# DIRECTIONS FOR THIS TASK:
For the data that follows, report how many lines contain the word "home", and nothing else.

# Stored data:
• • • • •

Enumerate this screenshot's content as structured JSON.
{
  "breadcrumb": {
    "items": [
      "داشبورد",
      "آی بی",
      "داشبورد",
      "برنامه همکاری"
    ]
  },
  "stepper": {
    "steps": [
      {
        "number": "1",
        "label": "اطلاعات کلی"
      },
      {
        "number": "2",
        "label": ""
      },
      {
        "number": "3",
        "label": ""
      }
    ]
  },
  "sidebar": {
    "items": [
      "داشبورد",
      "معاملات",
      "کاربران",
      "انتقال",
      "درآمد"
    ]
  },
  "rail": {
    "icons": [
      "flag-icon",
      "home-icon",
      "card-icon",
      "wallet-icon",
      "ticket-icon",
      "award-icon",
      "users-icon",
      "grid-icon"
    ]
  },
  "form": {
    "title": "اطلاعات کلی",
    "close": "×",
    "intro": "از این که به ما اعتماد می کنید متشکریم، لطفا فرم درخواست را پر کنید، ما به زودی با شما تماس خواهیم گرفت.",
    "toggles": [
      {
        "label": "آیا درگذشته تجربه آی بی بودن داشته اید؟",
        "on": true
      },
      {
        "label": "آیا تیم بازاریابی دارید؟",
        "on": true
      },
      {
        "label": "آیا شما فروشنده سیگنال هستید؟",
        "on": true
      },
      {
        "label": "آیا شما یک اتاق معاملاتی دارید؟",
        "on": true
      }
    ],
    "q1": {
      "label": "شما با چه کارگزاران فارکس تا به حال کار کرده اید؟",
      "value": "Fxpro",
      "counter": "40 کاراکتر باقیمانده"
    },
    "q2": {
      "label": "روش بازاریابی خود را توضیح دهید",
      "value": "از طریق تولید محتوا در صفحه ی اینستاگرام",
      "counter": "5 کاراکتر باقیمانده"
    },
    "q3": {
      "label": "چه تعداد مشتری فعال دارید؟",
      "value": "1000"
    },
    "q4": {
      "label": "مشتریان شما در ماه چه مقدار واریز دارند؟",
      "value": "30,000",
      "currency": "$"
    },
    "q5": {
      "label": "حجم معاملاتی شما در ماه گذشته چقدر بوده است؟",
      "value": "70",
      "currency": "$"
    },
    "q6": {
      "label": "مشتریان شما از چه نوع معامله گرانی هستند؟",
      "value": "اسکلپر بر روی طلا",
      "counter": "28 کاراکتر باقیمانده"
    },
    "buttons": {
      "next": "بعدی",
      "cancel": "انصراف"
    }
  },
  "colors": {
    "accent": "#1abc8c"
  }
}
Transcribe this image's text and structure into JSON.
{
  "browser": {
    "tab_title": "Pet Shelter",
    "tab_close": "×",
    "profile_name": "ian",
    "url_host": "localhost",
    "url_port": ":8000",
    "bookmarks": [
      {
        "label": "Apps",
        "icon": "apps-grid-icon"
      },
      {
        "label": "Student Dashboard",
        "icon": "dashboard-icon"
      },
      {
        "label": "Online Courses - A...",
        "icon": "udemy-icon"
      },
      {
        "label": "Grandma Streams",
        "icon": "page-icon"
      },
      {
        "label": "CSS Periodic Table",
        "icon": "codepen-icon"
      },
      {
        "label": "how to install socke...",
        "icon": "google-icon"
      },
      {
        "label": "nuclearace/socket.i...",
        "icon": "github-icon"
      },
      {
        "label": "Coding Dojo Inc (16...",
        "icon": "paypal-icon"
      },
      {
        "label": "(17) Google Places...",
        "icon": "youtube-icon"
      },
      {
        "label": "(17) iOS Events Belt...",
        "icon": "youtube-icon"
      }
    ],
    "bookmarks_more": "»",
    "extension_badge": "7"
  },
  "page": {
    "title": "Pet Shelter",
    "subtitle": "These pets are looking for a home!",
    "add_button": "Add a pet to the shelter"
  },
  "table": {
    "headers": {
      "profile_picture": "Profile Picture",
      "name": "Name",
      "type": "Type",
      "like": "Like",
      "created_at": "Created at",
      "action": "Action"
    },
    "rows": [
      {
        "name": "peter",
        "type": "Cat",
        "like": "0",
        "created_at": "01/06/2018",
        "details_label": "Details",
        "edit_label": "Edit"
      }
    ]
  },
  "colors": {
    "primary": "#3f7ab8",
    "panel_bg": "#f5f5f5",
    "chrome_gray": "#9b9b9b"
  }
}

• • • • •

# CORRECT RESPONSE:
2